-- Task description --
Look below and pull out each line with the word "blue".
>> Begin Given information
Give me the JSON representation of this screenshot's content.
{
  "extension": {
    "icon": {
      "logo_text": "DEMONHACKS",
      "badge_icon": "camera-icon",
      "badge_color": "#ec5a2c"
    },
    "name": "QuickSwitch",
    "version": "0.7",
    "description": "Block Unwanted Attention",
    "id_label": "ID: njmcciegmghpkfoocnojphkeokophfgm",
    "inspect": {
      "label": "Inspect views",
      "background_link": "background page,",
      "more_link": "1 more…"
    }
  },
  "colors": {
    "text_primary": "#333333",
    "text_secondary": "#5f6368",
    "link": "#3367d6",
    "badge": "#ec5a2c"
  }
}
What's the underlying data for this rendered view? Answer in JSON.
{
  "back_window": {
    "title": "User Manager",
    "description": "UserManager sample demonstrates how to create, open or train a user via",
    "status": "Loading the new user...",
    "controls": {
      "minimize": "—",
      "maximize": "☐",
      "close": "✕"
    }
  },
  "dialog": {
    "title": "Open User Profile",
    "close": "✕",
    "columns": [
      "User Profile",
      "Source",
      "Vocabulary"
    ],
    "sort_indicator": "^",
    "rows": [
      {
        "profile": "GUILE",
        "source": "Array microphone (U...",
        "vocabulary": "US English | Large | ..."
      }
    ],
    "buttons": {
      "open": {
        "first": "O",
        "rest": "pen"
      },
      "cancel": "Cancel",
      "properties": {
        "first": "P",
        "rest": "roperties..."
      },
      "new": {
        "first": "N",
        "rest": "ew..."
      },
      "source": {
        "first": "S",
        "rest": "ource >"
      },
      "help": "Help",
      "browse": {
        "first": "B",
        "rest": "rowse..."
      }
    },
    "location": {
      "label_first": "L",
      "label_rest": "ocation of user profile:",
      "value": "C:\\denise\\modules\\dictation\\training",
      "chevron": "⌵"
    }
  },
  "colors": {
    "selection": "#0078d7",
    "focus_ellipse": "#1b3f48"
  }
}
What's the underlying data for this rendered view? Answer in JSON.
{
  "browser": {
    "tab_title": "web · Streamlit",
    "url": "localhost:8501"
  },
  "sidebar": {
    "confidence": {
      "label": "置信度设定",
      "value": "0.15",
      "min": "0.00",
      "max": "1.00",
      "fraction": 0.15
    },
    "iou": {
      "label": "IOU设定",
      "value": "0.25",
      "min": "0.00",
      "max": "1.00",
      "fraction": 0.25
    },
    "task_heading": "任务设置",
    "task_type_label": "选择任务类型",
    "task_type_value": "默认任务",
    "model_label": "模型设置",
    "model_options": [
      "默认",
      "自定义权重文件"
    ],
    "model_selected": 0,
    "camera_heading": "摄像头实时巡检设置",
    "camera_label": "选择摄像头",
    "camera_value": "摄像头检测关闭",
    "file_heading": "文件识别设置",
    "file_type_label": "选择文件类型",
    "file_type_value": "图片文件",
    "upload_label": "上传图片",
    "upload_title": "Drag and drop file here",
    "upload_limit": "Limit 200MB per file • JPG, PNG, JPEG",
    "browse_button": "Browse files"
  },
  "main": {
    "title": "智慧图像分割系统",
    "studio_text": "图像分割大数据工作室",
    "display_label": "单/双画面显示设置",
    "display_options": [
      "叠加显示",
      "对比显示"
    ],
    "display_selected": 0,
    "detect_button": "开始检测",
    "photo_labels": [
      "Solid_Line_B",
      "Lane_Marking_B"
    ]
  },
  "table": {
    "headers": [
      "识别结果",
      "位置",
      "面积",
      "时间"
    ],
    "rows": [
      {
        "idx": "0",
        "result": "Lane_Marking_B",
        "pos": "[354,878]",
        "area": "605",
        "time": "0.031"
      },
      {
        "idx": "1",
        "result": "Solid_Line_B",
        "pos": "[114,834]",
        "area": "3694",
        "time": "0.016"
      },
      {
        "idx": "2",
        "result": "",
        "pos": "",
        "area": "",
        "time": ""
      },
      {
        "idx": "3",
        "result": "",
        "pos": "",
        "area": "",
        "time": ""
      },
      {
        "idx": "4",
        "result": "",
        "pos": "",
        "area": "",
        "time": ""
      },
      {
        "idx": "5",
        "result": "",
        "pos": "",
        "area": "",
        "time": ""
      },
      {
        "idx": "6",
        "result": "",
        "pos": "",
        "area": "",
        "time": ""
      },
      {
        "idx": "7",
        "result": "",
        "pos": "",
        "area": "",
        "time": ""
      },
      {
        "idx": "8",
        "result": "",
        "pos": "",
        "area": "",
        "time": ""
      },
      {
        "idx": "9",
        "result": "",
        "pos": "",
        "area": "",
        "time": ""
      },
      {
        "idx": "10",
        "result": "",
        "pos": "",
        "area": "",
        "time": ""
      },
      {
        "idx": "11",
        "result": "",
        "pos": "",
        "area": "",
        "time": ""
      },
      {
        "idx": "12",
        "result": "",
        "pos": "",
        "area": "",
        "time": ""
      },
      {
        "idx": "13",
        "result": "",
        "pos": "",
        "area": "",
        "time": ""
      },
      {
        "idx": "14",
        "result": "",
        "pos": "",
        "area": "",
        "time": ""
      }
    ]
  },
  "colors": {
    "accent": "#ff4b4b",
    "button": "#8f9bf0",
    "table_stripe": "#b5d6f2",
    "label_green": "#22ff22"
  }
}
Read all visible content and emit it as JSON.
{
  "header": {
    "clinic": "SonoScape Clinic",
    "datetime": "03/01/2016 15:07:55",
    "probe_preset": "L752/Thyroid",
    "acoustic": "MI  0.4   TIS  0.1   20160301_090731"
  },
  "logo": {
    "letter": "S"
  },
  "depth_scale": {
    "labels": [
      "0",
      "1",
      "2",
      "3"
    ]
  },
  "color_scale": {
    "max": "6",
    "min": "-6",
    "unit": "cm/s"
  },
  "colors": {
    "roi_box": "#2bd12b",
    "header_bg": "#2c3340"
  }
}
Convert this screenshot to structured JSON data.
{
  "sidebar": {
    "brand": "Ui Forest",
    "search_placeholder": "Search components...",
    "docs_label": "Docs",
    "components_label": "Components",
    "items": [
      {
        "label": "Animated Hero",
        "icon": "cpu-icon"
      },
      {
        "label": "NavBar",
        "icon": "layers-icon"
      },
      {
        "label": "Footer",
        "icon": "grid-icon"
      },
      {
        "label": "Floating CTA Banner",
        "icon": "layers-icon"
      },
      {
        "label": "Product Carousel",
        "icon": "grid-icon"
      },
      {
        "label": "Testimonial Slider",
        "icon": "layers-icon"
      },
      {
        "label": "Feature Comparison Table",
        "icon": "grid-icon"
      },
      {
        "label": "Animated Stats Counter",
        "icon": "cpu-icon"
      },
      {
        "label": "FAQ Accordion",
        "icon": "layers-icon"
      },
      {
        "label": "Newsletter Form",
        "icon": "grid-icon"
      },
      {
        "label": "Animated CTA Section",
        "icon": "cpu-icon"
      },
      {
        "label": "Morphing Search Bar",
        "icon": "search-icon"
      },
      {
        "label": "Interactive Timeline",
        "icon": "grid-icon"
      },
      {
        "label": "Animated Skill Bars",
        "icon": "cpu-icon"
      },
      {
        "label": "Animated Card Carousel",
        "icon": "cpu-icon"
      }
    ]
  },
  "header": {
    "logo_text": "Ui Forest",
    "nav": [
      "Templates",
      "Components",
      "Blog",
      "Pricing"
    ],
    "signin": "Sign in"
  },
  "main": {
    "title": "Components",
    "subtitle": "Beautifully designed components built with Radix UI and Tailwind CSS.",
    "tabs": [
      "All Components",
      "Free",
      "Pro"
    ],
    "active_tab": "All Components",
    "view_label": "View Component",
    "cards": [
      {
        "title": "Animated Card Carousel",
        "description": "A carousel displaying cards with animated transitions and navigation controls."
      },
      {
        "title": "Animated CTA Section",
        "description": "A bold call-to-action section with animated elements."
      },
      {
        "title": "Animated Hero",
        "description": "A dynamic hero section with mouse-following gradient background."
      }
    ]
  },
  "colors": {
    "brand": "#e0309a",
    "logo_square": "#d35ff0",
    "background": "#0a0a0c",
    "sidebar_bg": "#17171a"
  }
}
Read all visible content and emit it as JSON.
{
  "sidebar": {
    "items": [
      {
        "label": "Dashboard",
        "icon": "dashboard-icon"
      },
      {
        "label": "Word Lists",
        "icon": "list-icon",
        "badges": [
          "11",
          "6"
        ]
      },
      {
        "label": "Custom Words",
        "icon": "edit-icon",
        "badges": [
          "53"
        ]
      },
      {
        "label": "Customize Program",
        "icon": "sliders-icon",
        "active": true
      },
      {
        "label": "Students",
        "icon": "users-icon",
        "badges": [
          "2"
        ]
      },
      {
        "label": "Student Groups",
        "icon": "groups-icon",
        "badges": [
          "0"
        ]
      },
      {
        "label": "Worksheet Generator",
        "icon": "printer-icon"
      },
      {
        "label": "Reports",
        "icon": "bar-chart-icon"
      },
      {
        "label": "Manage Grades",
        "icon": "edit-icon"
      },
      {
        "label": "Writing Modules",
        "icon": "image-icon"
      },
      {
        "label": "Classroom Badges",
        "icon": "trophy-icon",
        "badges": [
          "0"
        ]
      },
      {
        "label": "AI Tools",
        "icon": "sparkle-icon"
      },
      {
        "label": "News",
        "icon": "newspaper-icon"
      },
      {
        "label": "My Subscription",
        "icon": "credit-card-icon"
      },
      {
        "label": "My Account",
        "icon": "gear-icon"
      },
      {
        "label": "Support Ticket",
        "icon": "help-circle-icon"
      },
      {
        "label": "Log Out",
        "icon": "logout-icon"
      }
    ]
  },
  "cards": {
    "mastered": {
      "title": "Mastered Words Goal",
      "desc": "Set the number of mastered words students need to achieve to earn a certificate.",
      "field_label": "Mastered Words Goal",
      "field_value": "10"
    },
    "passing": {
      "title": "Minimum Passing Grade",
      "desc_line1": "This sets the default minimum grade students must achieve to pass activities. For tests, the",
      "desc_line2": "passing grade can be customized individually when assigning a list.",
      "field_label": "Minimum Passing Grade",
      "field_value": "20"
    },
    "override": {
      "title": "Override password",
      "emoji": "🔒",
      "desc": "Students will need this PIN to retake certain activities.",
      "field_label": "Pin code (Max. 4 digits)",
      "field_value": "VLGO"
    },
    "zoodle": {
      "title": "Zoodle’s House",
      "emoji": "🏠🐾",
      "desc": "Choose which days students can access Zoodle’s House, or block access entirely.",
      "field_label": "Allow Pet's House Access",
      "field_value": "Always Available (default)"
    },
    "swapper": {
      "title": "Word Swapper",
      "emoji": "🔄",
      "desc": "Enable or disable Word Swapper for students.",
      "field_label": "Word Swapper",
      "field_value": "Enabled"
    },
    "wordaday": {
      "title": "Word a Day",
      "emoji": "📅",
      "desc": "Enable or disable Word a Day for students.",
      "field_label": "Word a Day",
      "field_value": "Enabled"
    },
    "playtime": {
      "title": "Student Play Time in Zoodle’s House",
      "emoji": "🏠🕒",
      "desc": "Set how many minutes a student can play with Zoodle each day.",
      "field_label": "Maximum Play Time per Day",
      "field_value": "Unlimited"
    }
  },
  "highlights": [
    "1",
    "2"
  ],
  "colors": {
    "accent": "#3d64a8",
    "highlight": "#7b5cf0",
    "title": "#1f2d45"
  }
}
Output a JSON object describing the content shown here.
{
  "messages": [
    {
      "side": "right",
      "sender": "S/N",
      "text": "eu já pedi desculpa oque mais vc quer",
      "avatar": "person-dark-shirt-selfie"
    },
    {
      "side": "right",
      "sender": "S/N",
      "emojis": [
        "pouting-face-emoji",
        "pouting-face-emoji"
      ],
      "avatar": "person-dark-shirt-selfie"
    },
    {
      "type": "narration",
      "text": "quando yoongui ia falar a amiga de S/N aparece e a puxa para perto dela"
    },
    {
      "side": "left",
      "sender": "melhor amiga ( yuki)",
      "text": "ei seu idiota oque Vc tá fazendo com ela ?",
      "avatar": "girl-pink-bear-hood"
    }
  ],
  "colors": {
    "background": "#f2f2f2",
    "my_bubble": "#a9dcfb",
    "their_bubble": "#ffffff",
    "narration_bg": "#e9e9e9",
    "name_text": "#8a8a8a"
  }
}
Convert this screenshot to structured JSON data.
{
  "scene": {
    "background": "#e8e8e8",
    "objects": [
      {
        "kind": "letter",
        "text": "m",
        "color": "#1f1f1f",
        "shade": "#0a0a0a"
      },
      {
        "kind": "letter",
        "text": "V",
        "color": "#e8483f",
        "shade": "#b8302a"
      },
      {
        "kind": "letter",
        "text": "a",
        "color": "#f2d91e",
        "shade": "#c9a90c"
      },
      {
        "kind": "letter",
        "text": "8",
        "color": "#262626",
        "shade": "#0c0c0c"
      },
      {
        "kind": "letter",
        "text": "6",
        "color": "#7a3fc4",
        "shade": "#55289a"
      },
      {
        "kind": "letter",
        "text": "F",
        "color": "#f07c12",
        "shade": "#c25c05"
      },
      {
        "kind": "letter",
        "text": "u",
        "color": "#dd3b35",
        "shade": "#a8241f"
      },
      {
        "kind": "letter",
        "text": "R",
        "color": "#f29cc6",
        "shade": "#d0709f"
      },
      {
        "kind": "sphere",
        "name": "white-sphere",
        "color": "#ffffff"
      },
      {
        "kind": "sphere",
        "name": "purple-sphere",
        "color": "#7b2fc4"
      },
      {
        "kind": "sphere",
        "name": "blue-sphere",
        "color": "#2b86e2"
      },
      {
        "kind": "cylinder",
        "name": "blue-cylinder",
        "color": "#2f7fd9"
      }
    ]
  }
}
>> End Given information
-- Written solution --
        "name": "blue-sphere",
        "name": "blue-cylinder",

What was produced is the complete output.